### Problem requirements
Reproduce the records below exactly as they appear.

──────── Provided information ────────

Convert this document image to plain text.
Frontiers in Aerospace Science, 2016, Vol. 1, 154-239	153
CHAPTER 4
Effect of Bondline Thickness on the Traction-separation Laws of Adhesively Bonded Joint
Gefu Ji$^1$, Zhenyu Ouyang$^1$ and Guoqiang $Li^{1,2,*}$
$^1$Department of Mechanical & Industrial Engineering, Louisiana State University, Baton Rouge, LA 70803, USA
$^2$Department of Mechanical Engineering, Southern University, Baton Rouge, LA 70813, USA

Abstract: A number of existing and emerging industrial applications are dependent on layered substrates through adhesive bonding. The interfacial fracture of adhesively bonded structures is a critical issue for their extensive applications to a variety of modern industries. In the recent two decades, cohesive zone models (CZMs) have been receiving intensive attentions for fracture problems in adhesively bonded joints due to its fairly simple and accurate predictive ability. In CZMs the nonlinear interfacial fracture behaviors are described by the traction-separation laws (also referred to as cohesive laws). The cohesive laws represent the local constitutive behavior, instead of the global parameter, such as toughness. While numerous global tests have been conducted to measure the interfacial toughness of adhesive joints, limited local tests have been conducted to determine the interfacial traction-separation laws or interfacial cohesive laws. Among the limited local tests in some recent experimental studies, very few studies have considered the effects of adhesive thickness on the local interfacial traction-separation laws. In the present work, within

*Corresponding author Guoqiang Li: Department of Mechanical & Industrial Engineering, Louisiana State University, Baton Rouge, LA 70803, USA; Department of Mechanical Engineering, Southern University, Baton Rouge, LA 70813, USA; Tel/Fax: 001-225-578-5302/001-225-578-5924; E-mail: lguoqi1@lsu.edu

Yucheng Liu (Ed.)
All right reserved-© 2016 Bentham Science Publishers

────────

### Response
Convert this document image to plain text.
Frontiers in Aerospace Science, 2016, Vol. 1, 154-239	153
CHAPTER 4
Effect of Bondline Thickness on the Traction-separation Laws of Adhesively Bonded Joint
Gefu Ji$^1$, Zhenyu Ouyang$^1$ and Guoqiang $Li^{1,2,*}$
$^1$Department of Mechanical & Industrial Engineering, Louisiana State University, Baton Rouge, LA 70803, USA
$^2$Department of Mechanical Engineering, Southern University, Baton Rouge, LA 70813, USA

Abstract: A number of existing and emerging industrial applications are dependent on layered substrates through adhesive bonding. The interfacial fracture of adhesively bonded structures is a critical issue for their extensive applications to a variety of modern industries. In the recent two decades, cohesive zone models (CZMs) have been receiving intensive attentions for fracture problems in adhesively bonded joints due to its fairly simple and accurate predictive ability. In CZMs the nonlinear interfacial fracture behaviors are described by the traction-separation laws (also referred to as cohesive laws). The cohesive laws represent the local constitutive behavior, instead of the global parameter, such as toughness. While numerous global tests have been conducted to measure the interfacial toughness of adhesive joints, limited local tests have been conducted to determine the interfacial traction-separation laws or interfacial cohesive laws. Among the limited local tests in some recent experimental studies, very few studies have considered the effects of adhesive thickness on the local interfacial traction-separation laws. In the present work, within

*Corresponding author Guoqiang Li: Department of Mechanical & Industrial Engineering, Louisiana State University, Baton Rouge, LA 70803, USA; Department of Mechanical Engineering, Southern University, Baton Rouge, LA 70813, USA; Tel/Fax: 001-225-578-5302/001-225-578-5924; E-mail: lguoqi1@lsu.edu

Yucheng Liu (Ed.)
All right reserved-© 2016 Bentham Science Publishers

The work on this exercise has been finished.